TASK TO COMPLETE |
Extract each record and reproduce it exactly.

INPUT RECORDS |
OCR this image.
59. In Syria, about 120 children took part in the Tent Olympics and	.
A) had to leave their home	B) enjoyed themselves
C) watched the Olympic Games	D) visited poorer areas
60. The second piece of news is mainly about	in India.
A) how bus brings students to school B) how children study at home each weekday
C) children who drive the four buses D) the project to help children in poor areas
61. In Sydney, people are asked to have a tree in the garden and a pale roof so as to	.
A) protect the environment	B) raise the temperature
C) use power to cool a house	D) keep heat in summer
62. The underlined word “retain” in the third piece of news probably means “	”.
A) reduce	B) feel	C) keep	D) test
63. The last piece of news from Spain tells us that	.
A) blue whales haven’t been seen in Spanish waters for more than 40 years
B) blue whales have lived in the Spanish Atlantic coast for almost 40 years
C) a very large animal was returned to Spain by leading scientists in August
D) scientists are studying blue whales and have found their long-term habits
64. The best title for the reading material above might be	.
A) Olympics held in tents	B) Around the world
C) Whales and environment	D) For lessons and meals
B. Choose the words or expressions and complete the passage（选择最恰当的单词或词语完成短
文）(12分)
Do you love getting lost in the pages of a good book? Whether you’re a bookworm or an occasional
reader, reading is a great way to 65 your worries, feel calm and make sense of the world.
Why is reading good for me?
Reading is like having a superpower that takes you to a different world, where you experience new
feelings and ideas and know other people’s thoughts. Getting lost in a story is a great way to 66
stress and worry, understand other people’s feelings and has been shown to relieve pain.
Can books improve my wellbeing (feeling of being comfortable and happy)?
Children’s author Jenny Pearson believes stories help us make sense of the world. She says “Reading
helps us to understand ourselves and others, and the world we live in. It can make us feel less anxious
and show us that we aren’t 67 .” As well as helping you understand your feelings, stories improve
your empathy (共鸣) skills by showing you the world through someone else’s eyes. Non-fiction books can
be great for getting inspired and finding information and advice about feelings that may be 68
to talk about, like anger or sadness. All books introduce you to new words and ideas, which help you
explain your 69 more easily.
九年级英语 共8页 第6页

COMPLETE OUTPUT |
OCR this image.
59. In Syria, about 120 children took part in the Tent Olympics and	.
A) had to leave their home	B) enjoyed themselves
C) watched the Olympic Games	D) visited poorer areas
60. The second piece of news is mainly about	in India.
A) how bus brings students to school B) how children study at home each weekday
C) children who drive the four buses D) the project to help children in poor areas
61. In Sydney, people are asked to have a tree in the garden and a pale roof so as to	.
A) protect the environment	B) raise the temperature
C) use power to cool a house	D) keep heat in summer
62. The underlined word “retain” in the third piece of news probably means “	”.
A) reduce	B) feel	C) keep	D) test
63. The last piece of news from Spain tells us that	.
A) blue whales haven’t been seen in Spanish waters for more than 40 years
B) blue whales have lived in the Spanish Atlantic coast for almost 40 years
C) a very large animal was returned to Spain by leading scientists in August
D) scientists are studying blue whales and have found their long-term habits
64. The best title for the reading material above might be	.
A) Olympics held in tents	B) Around the world
C) Whales and environment	D) For lessons and meals
B. Choose the words or expressions and complete the passage（选择最恰当的单词或词语完成短
文）(12分)
Do you love getting lost in the pages of a good book? Whether you’re a bookworm or an occasional
reader, reading is a great way to 65 your worries, feel calm and make sense of the world.
Why is reading good for me?
Reading is like having a superpower that takes you to a different world, where you experience new
feelings and ideas and know other people’s thoughts. Getting lost in a story is a great way to 66
stress and worry, understand other people’s feelings and has been shown to relieve pain.
Can books improve my wellbeing (feeling of being comfortable and happy)?
Children’s author Jenny Pearson believes stories help us make sense of the world. She says “Reading
helps us to understand ourselves and others, and the world we live in. It can make us feel less anxious
and show us that we aren’t 67 .” As well as helping you understand your feelings, stories improve
your empathy (共鸣) skills by showing you the world through someone else’s eyes. Non-fiction books can
be great for getting inspired and finding information and advice about feelings that may be 68
to talk about, like anger or sadness. All books introduce you to new words and ideas, which help you
explain your 69 more easily.
九年级英语 共8页 第6页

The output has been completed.